AIM OF THE TASK
Set all the material down again unchanged, without the pictures.

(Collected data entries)
------------------------

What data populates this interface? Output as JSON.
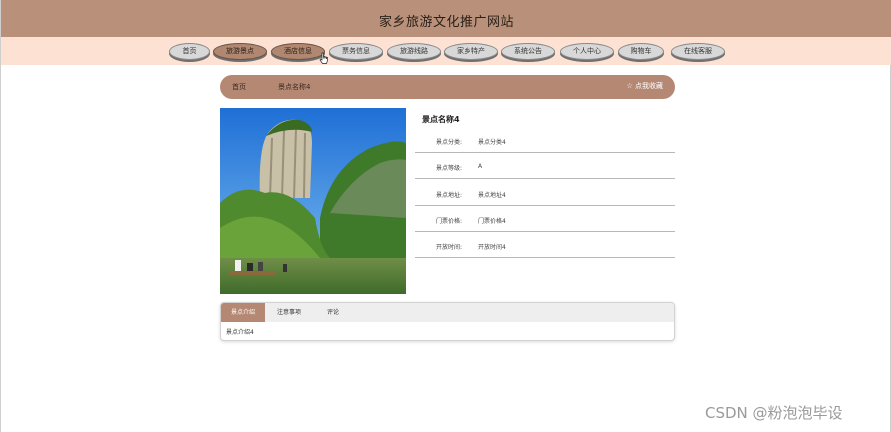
{
  "site": {
    "title": "家乡旅游文化推广网站"
  },
  "nav": {
    "items": [
      {
        "label": "首页",
        "active": false
      },
      {
        "label": "旅游景点",
        "active": true
      },
      {
        "label": "酒店信息",
        "active": true
      },
      {
        "label": "票务信息",
        "active": false
      },
      {
        "label": "旅游线路",
        "active": false
      },
      {
        "label": "家乡特产",
        "active": false
      },
      {
        "label": "系统公告",
        "active": false
      },
      {
        "label": "个人中心",
        "active": false
      },
      {
        "label": "购物车",
        "active": false
      },
      {
        "label": "在线客服",
        "active": false
      }
    ]
  },
  "breadcrumb": {
    "home": "首页",
    "current": "景点名称4",
    "favorite": "☆ 点我收藏"
  },
  "detail": {
    "title": "景点名称4",
    "attributes": [
      {
        "label": "景点分类:",
        "value": "景点分类4"
      },
      {
        "label": "景点等级:",
        "value": "A"
      },
      {
        "label": "景点地址:",
        "value": "景点地址4"
      },
      {
        "label": "门票价格:",
        "value": "门票价格4"
      },
      {
        "label": "开放时间:",
        "value": "开放时间4"
      }
    ]
  },
  "tabs": {
    "items": [
      {
        "label": "景点介绍",
        "active": true
      },
      {
        "label": "注意事项",
        "active": false
      },
      {
        "label": "评论",
        "active": false
      }
    ],
    "content": "景点介绍4"
  },
  "watermark": "CSDN @粉泡泡毕设",
  "colors": {
    "header": "#b9907a",
    "nav_bg": "#fde1d3",
    "accent": "#b58874"
  }
}
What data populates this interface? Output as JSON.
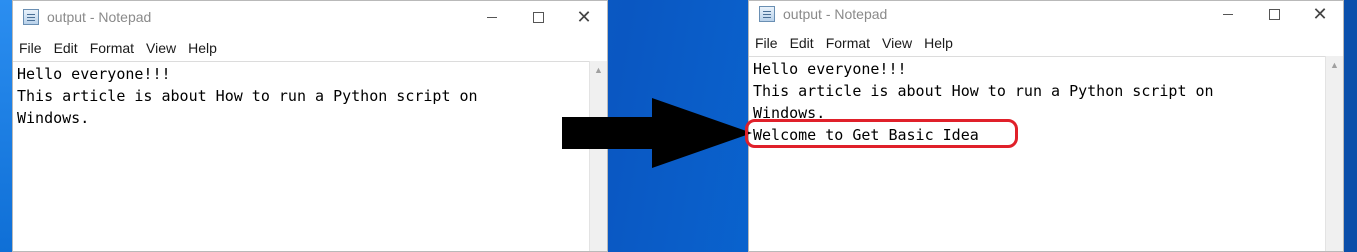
{
  "left_window": {
    "title": "output - Notepad",
    "menu": [
      "File",
      "Edit",
      "Format",
      "View",
      "Help"
    ],
    "lines": [
      "Hello everyone!!!",
      "This article is about How to run a Python script on",
      "Windows."
    ]
  },
  "right_window": {
    "title": "output - Notepad",
    "menu": [
      "File",
      "Edit",
      "Format",
      "View",
      "Help"
    ],
    "lines": [
      "Hello everyone!!!",
      "This article is about How to run a Python script on",
      "Windows.",
      "Welcome to Get Basic Idea"
    ]
  },
  "colors": {
    "highlight": "#e0202a",
    "arrow": "#000000",
    "desktop": "#0a57c2"
  }
}
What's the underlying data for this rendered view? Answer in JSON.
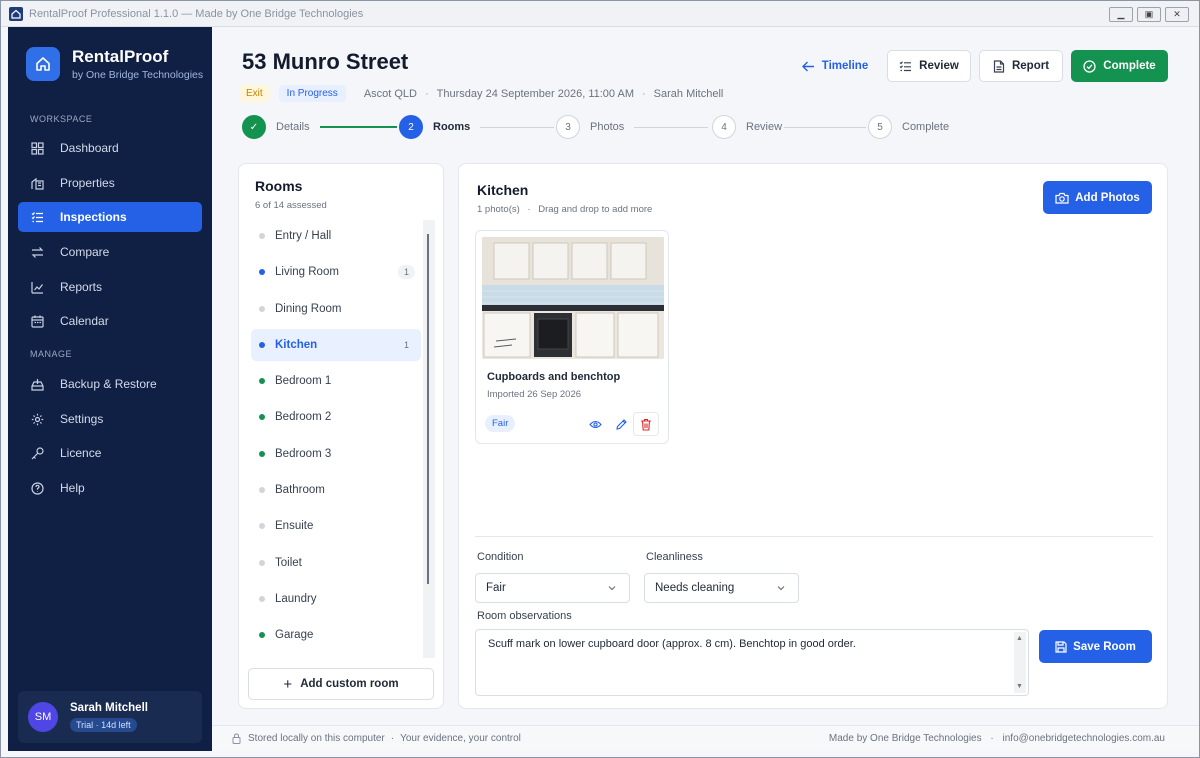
{
  "window": {
    "title": "RentalProof Professional 1.1.0 — Made by One Bridge Technologies"
  },
  "brand": {
    "name": "RentalProof",
    "tagline": "by One Bridge Technologies"
  },
  "sidebar": {
    "workspace_label": "WORKSPACE",
    "manage_label": "MANAGE",
    "workspace_items": [
      {
        "label": "Dashboard",
        "icon": "grid-icon"
      },
      {
        "label": "Properties",
        "icon": "building-icon"
      },
      {
        "label": "Inspections",
        "icon": "checklist-icon",
        "active": true
      },
      {
        "label": "Compare",
        "icon": "swap-icon"
      },
      {
        "label": "Reports",
        "icon": "chart-icon"
      },
      {
        "label": "Calendar",
        "icon": "calendar-icon"
      }
    ],
    "manage_items": [
      {
        "label": "Backup & Restore",
        "icon": "backup-icon"
      },
      {
        "label": "Settings",
        "icon": "gear-icon"
      },
      {
        "label": "Licence",
        "icon": "key-icon"
      },
      {
        "label": "Help",
        "icon": "help-icon"
      }
    ],
    "user": {
      "initials": "SM",
      "name": "Sarah Mitchell",
      "badge": "Trial · 14d left"
    }
  },
  "header": {
    "title": "53 Munro Street",
    "type_badge": "Exit",
    "status_badge": "In Progress",
    "suburb": "Ascot QLD",
    "datetime": "Thursday 24 September 2026, 11:00 AM",
    "inspector": "Sarah Mitchell",
    "timeline_label": "Timeline",
    "review_label": "Review",
    "report_label": "Report",
    "complete_label": "Complete"
  },
  "stepper": [
    {
      "num": "✓",
      "label": "Details",
      "state": "done"
    },
    {
      "num": "2",
      "label": "Rooms",
      "state": "current"
    },
    {
      "num": "3",
      "label": "Photos",
      "state": "todo"
    },
    {
      "num": "4",
      "label": "Review",
      "state": "todo"
    },
    {
      "num": "5",
      "label": "Complete",
      "state": "todo"
    }
  ],
  "rooms": {
    "title": "Rooms",
    "subtitle": "6 of 14 assessed",
    "items": [
      {
        "label": "Entry / Hall",
        "status": "none",
        "count": ""
      },
      {
        "label": "Living Room",
        "status": "blue",
        "count": "1"
      },
      {
        "label": "Dining Room",
        "status": "none",
        "count": ""
      },
      {
        "label": "Kitchen",
        "status": "blue",
        "count": "1",
        "active": true
      },
      {
        "label": "Bedroom 1",
        "status": "green",
        "count": ""
      },
      {
        "label": "Bedroom 2",
        "status": "green",
        "count": ""
      },
      {
        "label": "Bedroom 3",
        "status": "green",
        "count": ""
      },
      {
        "label": "Bathroom",
        "status": "none",
        "count": ""
      },
      {
        "label": "Ensuite",
        "status": "none",
        "count": ""
      },
      {
        "label": "Toilet",
        "status": "none",
        "count": ""
      },
      {
        "label": "Laundry",
        "status": "none",
        "count": ""
      },
      {
        "label": "Garage",
        "status": "green",
        "count": ""
      }
    ],
    "add_label": "Add custom room"
  },
  "room_detail": {
    "title": "Kitchen",
    "photo_count": "1 photo(s)",
    "hint": "Drag and drop to add more",
    "add_photos_label": "Add Photos",
    "photo": {
      "caption": "Cupboards and benchtop",
      "date": "Imported 26 Sep 2026",
      "condition": "Fair"
    },
    "condition_label": "Condition",
    "condition_value": "Fair",
    "cleanliness_label": "Cleanliness",
    "cleanliness_value": "Needs cleaning",
    "observations_label": "Room observations",
    "observations_text": "Scuff mark on lower cupboard door (approx. 8 cm). Benchtop in good order.",
    "save_label": "Save Room"
  },
  "footer": {
    "left": "Stored locally on this computer",
    "left2": "Your evidence, your control",
    "right": "Made by One Bridge Technologies",
    "email": "info@onebridgetechnologies.com.au"
  },
  "colors": {
    "accent": "#2461e6",
    "sidebar": "#101f44",
    "success": "#14924f"
  }
}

------------------------

ANSWER FOR THE TASK
What data populates this interface? Output as JSON.
{
  "site": {
    "title": "家乡旅游文化推广网站"
  },
  "nav": {
    "items": [
      {
        "label": "首页",
        "active": false
      },
      {
        "label": "旅游景点",
        "active": true
      },
      {
        "label": "酒店信息",
        "active": true
      },
      {
        "label": "票务信息",
        "active": false
      },
      {
        "label": "旅游线路",
        "active": false
      },
      {
        "label": "家乡特产",
        "active": false
      },
      {
        "label": "系统公告",
        "active": false
      },
      {
        "label": "个人中心",
        "active": false
      },
      {
        "label": "购物车",
        "active": false
      },
      {
        "label": "在线客服",
        "active": false
      }
    ]
  },
  "breadcrumb": {
    "home": "首页",
    "current": "景点名称4",
    "favorite": "☆ 点我收藏"
  },
  "detail": {
    "title": "景点名称4",
    "attributes": [
      {
        "label": "景点分类:",
        "value": "景点分类4"
      },
      {
        "label": "景点等级:",
        "value": "A"
      },
      {
        "label": "景点地址:",
        "value": "景点地址4"
      },
      {
        "label": "门票价格:",
        "value": "门票价格4"
      },
      {
        "label": "开放时间:",
        "value": "开放时间4"
      }
    ]
  },
  "tabs": {
    "items": [
      {
        "label": "景点介绍",
        "active": true
      },
      {
        "label": "注意事项",
        "active": false
      },
      {
        "label": "评论",
        "active": false
      }
    ],
    "content": "景点介绍4"
  },
  "watermark": "CSDN @粉泡泡毕设",
  "colors": {
    "header": "#b9907a",
    "nav_bg": "#fde1d3",
    "accent": "#b58874"
  }
}
What data populates this interface? Output as JSON.
{
  "left_window": {
    "title": "output - Notepad",
    "menu": [
      "File",
      "Edit",
      "Format",
      "View",
      "Help"
    ],
    "lines": [
      "Hello everyone!!!",
      "This article is about How to run a Python script on",
      "Windows."
    ]
  },
  "right_window": {
    "title": "output - Notepad",
    "menu": [
      "File",
      "Edit",
      "Format",
      "View",
      "Help"
    ],
    "lines": [
      "Hello everyone!!!",
      "This article is about How to run a Python script on",
      "Windows.",
      "Welcome to Get Basic Idea"
    ]
  },
  "colors": {
    "highlight": "#e0202a",
    "arrow": "#000000",
    "desktop": "#0a57c2"
  }
}
What's the underlying data for this rendered view? Answer in JSON.
{
  "window": {
    "title": "RentalProof Professional 1.1.0 — Made by One Bridge Technologies"
  },
  "brand": {
    "name": "RentalProof",
    "tagline": "by One Bridge Technologies"
  },
  "sidebar": {
    "workspace_label": "WORKSPACE",
    "manage_label": "MANAGE",
    "workspace_items": [
      {
        "label": "Dashboard",
        "icon": "grid-icon"
      },
      {
        "label": "Properties",
        "icon": "building-icon"
      },
      {
        "label": "Inspections",
        "icon": "checklist-icon",
        "active": true
      },
      {
        "label": "Compare",
        "icon": "swap-icon"
      },
      {
        "label": "Reports",
        "icon": "chart-icon"
      },
      {
        "label": "Calendar",
        "icon": "calendar-icon"
      }
    ],
    "manage_items": [
      {
        "label": "Backup & Restore",
        "icon": "backup-icon"
      },
      {
        "label": "Settings",
        "icon": "gear-icon"
      },
      {
        "label": "Licence",
        "icon": "key-icon"
      },
      {
        "label": "Help",
        "icon": "help-icon"
      }
    ],
    "user": {
      "initials": "SM",
      "name": "Sarah Mitchell",
      "badge": "Trial · 14d left"
    }
  },
  "header": {
    "title": "53 Munro Street",
    "type_badge": "Exit",
    "status_badge": "In Progress",
    "suburb": "Ascot QLD",
    "datetime": "Thursday 24 September 2026, 11:00 AM",
    "inspector": "Sarah Mitchell",
    "timeline_label": "Timeline",
    "review_label": "Review",
    "report_label": "Report",
    "complete_label": "Complete"
  },
  "stepper": [
    {
      "num": "✓",
      "label": "Details",
      "state": "done"
    },
    {
      "num": "2",
      "label": "Rooms",
      "state": "current"
    },
    {
      "num": "3",
      "label": "Photos",
      "state": "todo"
    },
    {
      "num": "4",
      "label": "Review",
      "state": "todo"
    },
    {
      "num": "5",
      "label": "Complete",
      "state": "todo"
    }
  ],
  "rooms": {
    "title": "Rooms",
    "subtitle": "6 of 14 assessed",
    "items": [
      {
        "label": "Entry / Hall",
        "status": "none",
        "count": ""
      },
      {
        "label": "Living Room",
        "status": "blue",
        "count": "1"
      },
      {
        "label": "Dining Room",
        "status": "none",
        "count": ""
      },
      {
        "label": "Kitchen",
        "status": "blue",
        "count": "1",
        "active": true
      },
      {
        "label": "Bedroom 1",
        "status": "green",
        "count": ""
      },
      {
        "label": "Bedroom 2",
        "status": "green",
        "count": ""
      },
      {
        "label": "Bedroom 3",
        "status": "green",
        "count": ""
      },
      {
        "label": "Bathroom",
        "status": "none",
        "count": ""
      },
      {
        "label": "Ensuite",
        "status": "none",
        "count": ""
      },
      {
        "label": "Toilet",
        "status": "none",
        "count": ""
      },
      {
        "label": "Laundry",
        "status": "none",
        "count": ""
      },
      {
        "label": "Garage",
        "status": "green",
        "count": ""
      }
    ],
    "add_label": "Add custom room"
  },
  "room_detail": {
    "title": "Kitchen",
    "photo_count": "1 photo(s)",
    "hint": "Drag and drop to add more",
    "add_photos_label": "Add Photos",
    "photo": {
      "caption": "Cupboards and benchtop",
      "date": "Imported 26 Sep 2026",
      "condition": "Fair"
    },
    "condition_label": "Condition",
    "condition_value": "Fair",
    "cleanliness_label": "Cleanliness",
    "cleanliness_value": "Needs cleaning",
    "observations_label": "Room observations",
    "observations_text": "Scuff mark on lower cupboard door (approx. 8 cm). Benchtop in good order.",
    "save_label": "Save Room"
  },
  "footer": {
    "left": "Stored locally on this computer",
    "left2": "Your evidence, your control",
    "right": "Made by One Bridge Technologies",
    "email": "info@onebridgetechnologies.com.au"
  },
  "colors": {
    "accent": "#2461e6",
    "sidebar": "#101f44",
    "success": "#14924f"
  }
}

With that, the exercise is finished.